* **Work to be completed**
Reproduce the listing below character for character; drop every image.

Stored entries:

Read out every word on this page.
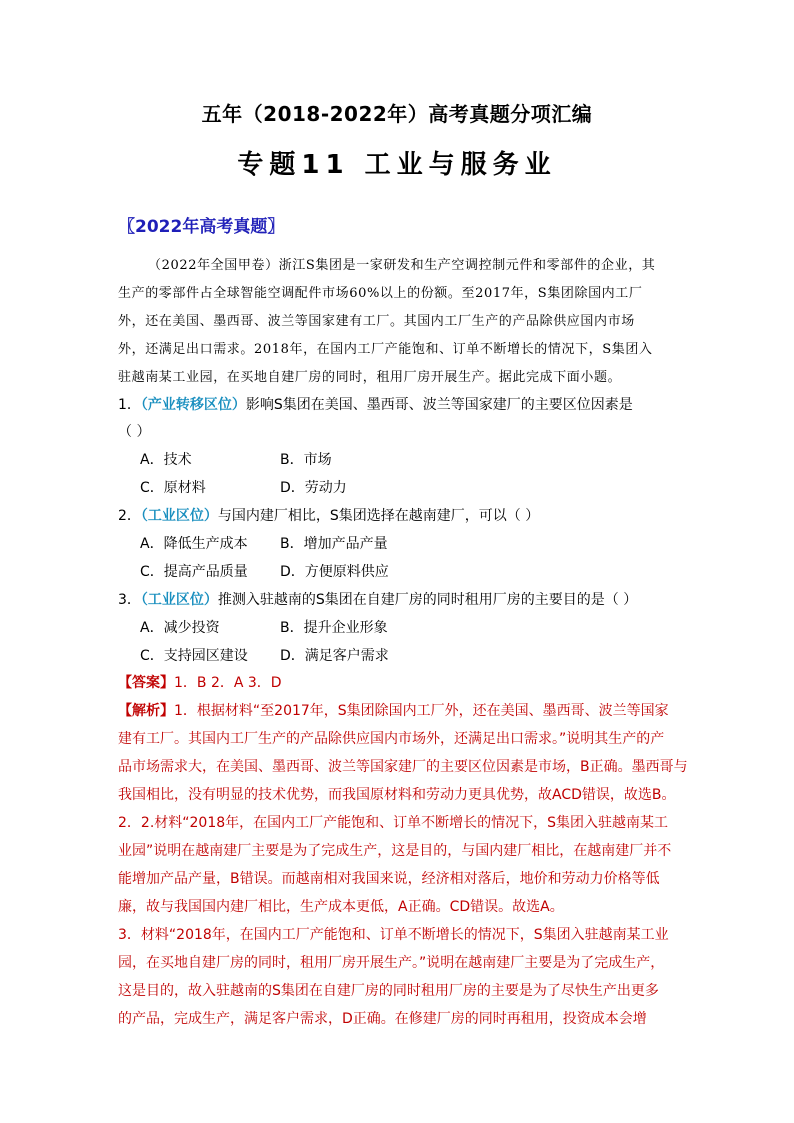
五年（2018-2022年）高考真题分项汇编
专题11 工业与服务业
〖2022年高考真题〗
（2022年全国甲卷）浙江S集团是一家研发和生产空调控制元件和零部件的企业，其
生产的零部件占全球智能空调配件市场60%以上的份额。至2017年，S集团除国内工厂
外，还在美国、墨西哥、波兰等国家建有工厂。其国内工厂生产的产品除供应国内市场
外，还满足出口需求。2018年，在国内工厂产能饱和、订单不断增长的情况下，S集团入
驻越南某工业园，在买地自建厂房的同时，租用厂房开展生产。据此完成下面小题。
1．（产业转移区位）影响S集团在美国、墨西哥、波兰等国家建厂的主要区位因素是
（ ）
A．技术	B．市场
C．原材料	D．劳动力
2．（工业区位）与国内建厂相比，S集团选择在越南建厂，可以（ ）
A．降低生产成本 B．增加产品产量
C．提高产品质量 D．方便原料供应
3．（工业区位）推测入驻越南的S集团在自建厂房的同时租用厂房的主要目的是（ ）
A．减少投资	B．提升企业形象
C．支持园区建设 D．满足客户需求
【答案】1．B 2．A 3．D
【解析】1．根据材料“至2017年，S集团除国内工厂外，还在美国、墨西哥、波兰等国家
建有工厂。其国内工厂生产的产品除供应国内市场外，还满足出口需求。”说明其生产的产
品市场需求大，在美国、墨西哥、波兰等国家建厂的主要区位因素是市场，B正确。墨西哥与
我国相比，没有明显的技术优势，而我国原材料和劳动力更具优势，故ACD错误，故选B。
2．2.材料“2018年，在国内工厂产能饱和、订单不断增长的情况下，S集团入驻越南某工
业园”说明在越南建厂主要是为了完成生产，这是目的，与国内建厂相比，在越南建厂并不
能增加产品产量，B错误。而越南相对我国来说，经济相对落后，地价和劳动力价格等低
廉，故与我国国内建厂相比，生产成本更低，A正确。CD错误。故选A。
3．材料“2018年，在国内工厂产能饱和、订单不断增长的情况下，S集团入驻越南某工业
园，在买地自建厂房的同时，租用厂房开展生产。”说明在越南建厂主要是为了完成生产，
这是目的，故入驻越南的S集团在自建厂房的同时租用厂房的主要是为了尽快生产出更多
的产品，完成生产，满足客户需求，D正确。在修建厂房的同时再租用，投资成本会增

* **Answer**
Read out every word on this page.
五年（2018-2022年）高考真题分项汇编
专题11 工业与服务业
〖2022年高考真题〗
（2022年全国甲卷）浙江S集团是一家研发和生产空调控制元件和零部件的企业，其
生产的零部件占全球智能空调配件市场60%以上的份额。至2017年，S集团除国内工厂
外，还在美国、墨西哥、波兰等国家建有工厂。其国内工厂生产的产品除供应国内市场
外，还满足出口需求。2018年，在国内工厂产能饱和、订单不断增长的情况下，S集团入
驻越南某工业园，在买地自建厂房的同时，租用厂房开展生产。据此完成下面小题。
1．（产业转移区位）影响S集团在美国、墨西哥、波兰等国家建厂的主要区位因素是
（ ）
A．技术	B．市场
C．原材料	D．劳动力
2．（工业区位）与国内建厂相比，S集团选择在越南建厂，可以（ ）
A．降低生产成本 B．增加产品产量
C．提高产品质量 D．方便原料供应
3．（工业区位）推测入驻越南的S集团在自建厂房的同时租用厂房的主要目的是（ ）
A．减少投资	B．提升企业形象
C．支持园区建设 D．满足客户需求
【答案】1．B 2．A 3．D
【解析】1．根据材料“至2017年，S集团除国内工厂外，还在美国、墨西哥、波兰等国家
建有工厂。其国内工厂生产的产品除供应国内市场外，还满足出口需求。”说明其生产的产
品市场需求大，在美国、墨西哥、波兰等国家建厂的主要区位因素是市场，B正确。墨西哥与
我国相比，没有明显的技术优势，而我国原材料和劳动力更具优势，故ACD错误，故选B。
2．2.材料“2018年，在国内工厂产能饱和、订单不断增长的情况下，S集团入驻越南某工
业园”说明在越南建厂主要是为了完成生产，这是目的，与国内建厂相比，在越南建厂并不
能增加产品产量，B错误。而越南相对我国来说，经济相对落后，地价和劳动力价格等低
廉，故与我国国内建厂相比，生产成本更低，A正确。CD错误。故选A。
3．材料“2018年，在国内工厂产能饱和、订单不断增长的情况下，S集团入驻越南某工业
园，在买地自建厂房的同时，租用厂房开展生产。”说明在越南建厂主要是为了完成生产，
这是目的，故入驻越南的S集团在自建厂房的同时租用厂房的主要是为了尽快生产出更多
的产品，完成生产，满足客户需求，D正确。在修建厂房的同时再租用，投资成本会增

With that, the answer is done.